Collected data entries
/---
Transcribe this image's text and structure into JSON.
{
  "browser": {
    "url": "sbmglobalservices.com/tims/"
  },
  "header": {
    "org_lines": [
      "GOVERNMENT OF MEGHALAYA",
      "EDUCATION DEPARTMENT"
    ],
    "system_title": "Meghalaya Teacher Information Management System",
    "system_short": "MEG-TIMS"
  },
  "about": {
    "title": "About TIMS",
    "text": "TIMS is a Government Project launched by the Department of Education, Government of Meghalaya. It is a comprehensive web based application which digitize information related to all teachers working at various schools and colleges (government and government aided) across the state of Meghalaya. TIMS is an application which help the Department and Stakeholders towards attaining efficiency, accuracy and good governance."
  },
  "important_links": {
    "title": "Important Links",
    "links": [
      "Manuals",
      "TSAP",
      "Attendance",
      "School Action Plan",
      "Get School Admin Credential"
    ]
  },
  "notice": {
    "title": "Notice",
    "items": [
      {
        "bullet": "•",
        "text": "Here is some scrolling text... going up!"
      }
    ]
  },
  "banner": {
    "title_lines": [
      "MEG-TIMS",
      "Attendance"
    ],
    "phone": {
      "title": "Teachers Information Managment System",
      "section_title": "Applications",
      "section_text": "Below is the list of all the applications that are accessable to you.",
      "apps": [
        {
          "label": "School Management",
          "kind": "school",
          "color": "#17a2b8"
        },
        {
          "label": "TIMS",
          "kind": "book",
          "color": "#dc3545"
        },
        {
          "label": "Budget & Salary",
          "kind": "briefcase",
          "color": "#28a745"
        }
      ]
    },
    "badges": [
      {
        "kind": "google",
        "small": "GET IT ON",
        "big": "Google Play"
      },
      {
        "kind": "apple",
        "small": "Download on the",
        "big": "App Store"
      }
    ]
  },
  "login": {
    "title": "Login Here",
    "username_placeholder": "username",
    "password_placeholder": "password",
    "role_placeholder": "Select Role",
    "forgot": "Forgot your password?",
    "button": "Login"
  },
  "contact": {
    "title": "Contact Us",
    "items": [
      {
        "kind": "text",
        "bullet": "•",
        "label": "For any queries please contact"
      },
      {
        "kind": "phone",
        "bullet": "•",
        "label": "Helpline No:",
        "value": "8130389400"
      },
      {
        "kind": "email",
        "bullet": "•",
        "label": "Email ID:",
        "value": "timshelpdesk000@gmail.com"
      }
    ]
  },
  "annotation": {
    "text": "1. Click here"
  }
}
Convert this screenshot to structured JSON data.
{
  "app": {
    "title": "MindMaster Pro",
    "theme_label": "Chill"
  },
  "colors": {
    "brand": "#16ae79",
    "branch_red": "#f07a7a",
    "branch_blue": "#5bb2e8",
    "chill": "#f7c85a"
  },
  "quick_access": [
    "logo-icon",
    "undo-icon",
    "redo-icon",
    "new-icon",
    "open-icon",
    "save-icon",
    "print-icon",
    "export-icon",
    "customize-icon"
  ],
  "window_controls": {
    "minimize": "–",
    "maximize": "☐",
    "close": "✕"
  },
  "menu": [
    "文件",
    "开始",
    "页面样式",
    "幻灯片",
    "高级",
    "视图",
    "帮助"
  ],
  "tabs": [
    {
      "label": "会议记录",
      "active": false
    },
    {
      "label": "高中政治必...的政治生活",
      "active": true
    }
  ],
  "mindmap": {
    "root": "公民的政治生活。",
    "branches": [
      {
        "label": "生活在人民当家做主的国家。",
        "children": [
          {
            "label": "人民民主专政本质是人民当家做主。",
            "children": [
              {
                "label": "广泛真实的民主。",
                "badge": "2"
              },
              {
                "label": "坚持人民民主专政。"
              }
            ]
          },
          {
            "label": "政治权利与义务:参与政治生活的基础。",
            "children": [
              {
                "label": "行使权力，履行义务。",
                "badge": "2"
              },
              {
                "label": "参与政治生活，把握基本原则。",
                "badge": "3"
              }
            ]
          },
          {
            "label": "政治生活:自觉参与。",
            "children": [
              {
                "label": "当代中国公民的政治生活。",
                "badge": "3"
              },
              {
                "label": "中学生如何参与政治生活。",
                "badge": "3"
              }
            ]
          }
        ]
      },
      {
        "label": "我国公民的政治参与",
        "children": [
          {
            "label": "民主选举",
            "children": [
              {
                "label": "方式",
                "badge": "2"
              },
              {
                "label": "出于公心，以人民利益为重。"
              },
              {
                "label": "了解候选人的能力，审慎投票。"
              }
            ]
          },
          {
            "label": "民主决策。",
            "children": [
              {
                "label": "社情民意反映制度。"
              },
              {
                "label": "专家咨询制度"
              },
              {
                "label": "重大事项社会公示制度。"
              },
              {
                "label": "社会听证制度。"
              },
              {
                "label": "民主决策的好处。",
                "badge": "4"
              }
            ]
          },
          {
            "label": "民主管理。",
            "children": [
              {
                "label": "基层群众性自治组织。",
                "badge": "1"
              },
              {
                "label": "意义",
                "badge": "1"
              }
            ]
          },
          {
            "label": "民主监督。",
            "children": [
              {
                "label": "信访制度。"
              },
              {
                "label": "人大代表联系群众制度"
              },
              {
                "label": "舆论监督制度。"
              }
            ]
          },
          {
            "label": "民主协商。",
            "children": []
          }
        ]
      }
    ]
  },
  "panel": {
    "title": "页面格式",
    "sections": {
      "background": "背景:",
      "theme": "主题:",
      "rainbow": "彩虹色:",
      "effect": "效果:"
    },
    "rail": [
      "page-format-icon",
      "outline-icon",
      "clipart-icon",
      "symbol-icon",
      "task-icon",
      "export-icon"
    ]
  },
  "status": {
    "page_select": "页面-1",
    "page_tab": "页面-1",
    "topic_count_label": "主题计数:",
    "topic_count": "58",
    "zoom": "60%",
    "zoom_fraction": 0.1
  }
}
\---
◆ Short task
Please restate the whole listing word for word.

◆ Problem solution
Transcribe this image's text and structure into JSON.
{
  "browser": {
    "url": "sbmglobalservices.com/tims/"
  },
  "header": {
    "org_lines": [
      "GOVERNMENT OF MEGHALAYA",
      "EDUCATION DEPARTMENT"
    ],
    "system_title": "Meghalaya Teacher Information Management System",
    "system_short": "MEG-TIMS"
  },
  "about": {
    "title": "About TIMS",
    "text": "TIMS is a Government Project launched by the Department of Education, Government of Meghalaya. It is a comprehensive web based application which digitize information related to all teachers working at various schools and colleges (government and government aided) across the state of Meghalaya. TIMS is an application which help the Department and Stakeholders towards attaining efficiency, accuracy and good governance."
  },
  "important_links": {
    "title": "Important Links",
    "links": [
      "Manuals",
      "TSAP",
      "Attendance",
      "School Action Plan",
      "Get School Admin Credential"
    ]
  },
  "notice": {
    "title": "Notice",
    "items": [
      {
        "bullet": "•",
        "text": "Here is some scrolling text... going up!"
      }
    ]
  },
  "banner": {
    "title_lines": [
      "MEG-TIMS",
      "Attendance"
    ],
    "phone": {
      "title": "Teachers Information Managment System",
      "section_title": "Applications",
      "section_text": "Below is the list of all the applications that are accessable to you.",
      "apps": [
        {
          "label": "School Management",
          "kind": "school",
          "color": "#17a2b8"
        },
        {
          "label": "TIMS",
          "kind": "book",
          "color": "#dc3545"
        },
        {
          "label": "Budget & Salary",
          "kind": "briefcase",
          "color": "#28a745"
        }
      ]
    },
    "badges": [
      {
        "kind": "google",
        "small": "GET IT ON",
        "big": "Google Play"
      },
      {
        "kind": "apple",
        "small": "Download on the",
        "big": "App Store"
      }
    ]
  },
  "login": {
    "title": "Login Here",
    "username_placeholder": "username",
    "password_placeholder": "password",
    "role_placeholder": "Select Role",
    "forgot": "Forgot your password?",
    "button": "Login"
  },
  "contact": {
    "title": "Contact Us",
    "items": [
      {
        "kind": "text",
        "bullet": "•",
        "label": "For any queries please contact"
      },
      {
        "kind": "phone",
        "bullet": "•",
        "label": "Helpline No:",
        "value": "8130389400"
      },
      {
        "kind": "email",
        "bullet": "•",
        "label": "Email ID:",
        "value": "timshelpdesk000@gmail.com"
      }
    ]
  },
  "annotation": {
    "text": "1. Click here"
  }
}
Convert this screenshot to structured JSON data.
{
  "app": {
    "title": "MindMaster Pro",
    "theme_label": "Chill"
  },
  "colors": {
    "brand": "#16ae79",
    "branch_red": "#f07a7a",
    "branch_blue": "#5bb2e8",
    "chill": "#f7c85a"
  },
  "quick_access": [
    "logo-icon",
    "undo-icon",
    "redo-icon",
    "new-icon",
    "open-icon",
    "save-icon",
    "print-icon",
    "export-icon",
    "customize-icon"
  ],
  "window_controls": {
    "minimize": "–",
    "maximize": "☐",
    "close": "✕"
  },
  "menu": [
    "文件",
    "开始",
    "页面样式",
    "幻灯片",
    "高级",
    "视图",
    "帮助"
  ],
  "tabs": [
    {
      "label": "会议记录",
      "active": false
    },
    {
      "label": "高中政治必...的政治生活",
      "active": true
    }
  ],
  "mindmap": {
    "root": "公民的政治生活。",
    "branches": [
      {
        "label": "生活在人民当家做主的国家。",
        "children": [
          {
            "label": "人民民主专政本质是人民当家做主。",
            "children": [
              {
                "label": "广泛真实的民主。",
                "badge": "2"
              },
              {
                "label": "坚持人民民主专政。"
              }
            ]
          },
          {
            "label": "政治权利与义务:参与政治生活的基础。",
            "children": [
              {
                "label": "行使权力，履行义务。",
                "badge": "2"
              },
              {
                "label": "参与政治生活，把握基本原则。",
                "badge": "3"
              }
            ]
          },
          {
            "label": "政治生活:自觉参与。",
            "children": [
              {
                "label": "当代中国公民的政治生活。",
                "badge": "3"
              },
              {
                "label": "中学生如何参与政治生活。",
                "badge": "3"
              }
            ]
          }
        ]
      },
      {
        "label": "我国公民的政治参与",
        "children": [
          {
            "label": "民主选举",
            "children": [
              {
                "label": "方式",
                "badge": "2"
              },
              {
                "label": "出于公心，以人民利益为重。"
              },
              {
                "label": "了解候选人的能力，审慎投票。"
              }
            ]
          },
          {
            "label": "民主决策。",
            "children": [
              {
                "label": "社情民意反映制度。"
              },
              {
                "label": "专家咨询制度"
              },
              {
                "label": "重大事项社会公示制度。"
              },
              {
                "label": "社会听证制度。"
              },
              {
                "label": "民主决策的好处。",
                "badge": "4"
              }
            ]
          },
          {
            "label": "民主管理。",
            "children": [
              {
                "label": "基层群众性自治组织。",
                "badge": "1"
              },
              {
                "label": "意义",
                "badge": "1"
              }
            ]
          },
          {
            "label": "民主监督。",
            "children": [
              {
                "label": "信访制度。"
              },
              {
                "label": "人大代表联系群众制度"
              },
              {
                "label": "舆论监督制度。"
              }
            ]
          },
          {
            "label": "民主协商。",
            "children": []
          }
        ]
      }
    ]
  },
  "panel": {
    "title": "页面格式",
    "sections": {
      "background": "背景:",
      "theme": "主题:",
      "rainbow": "彩虹色:",
      "effect": "效果:"
    },
    "rail": [
      "page-format-icon",
      "outline-icon",
      "clipart-icon",
      "symbol-icon",
      "task-icon",
      "export-icon"
    ]
  },
  "status": {
    "page_select": "页面-1",
    "page_tab": "页面-1",
    "topic_count_label": "主题计数:",
    "topic_count": "58",
    "zoom": "60%",
    "zoom_fraction": 0.1
  }
}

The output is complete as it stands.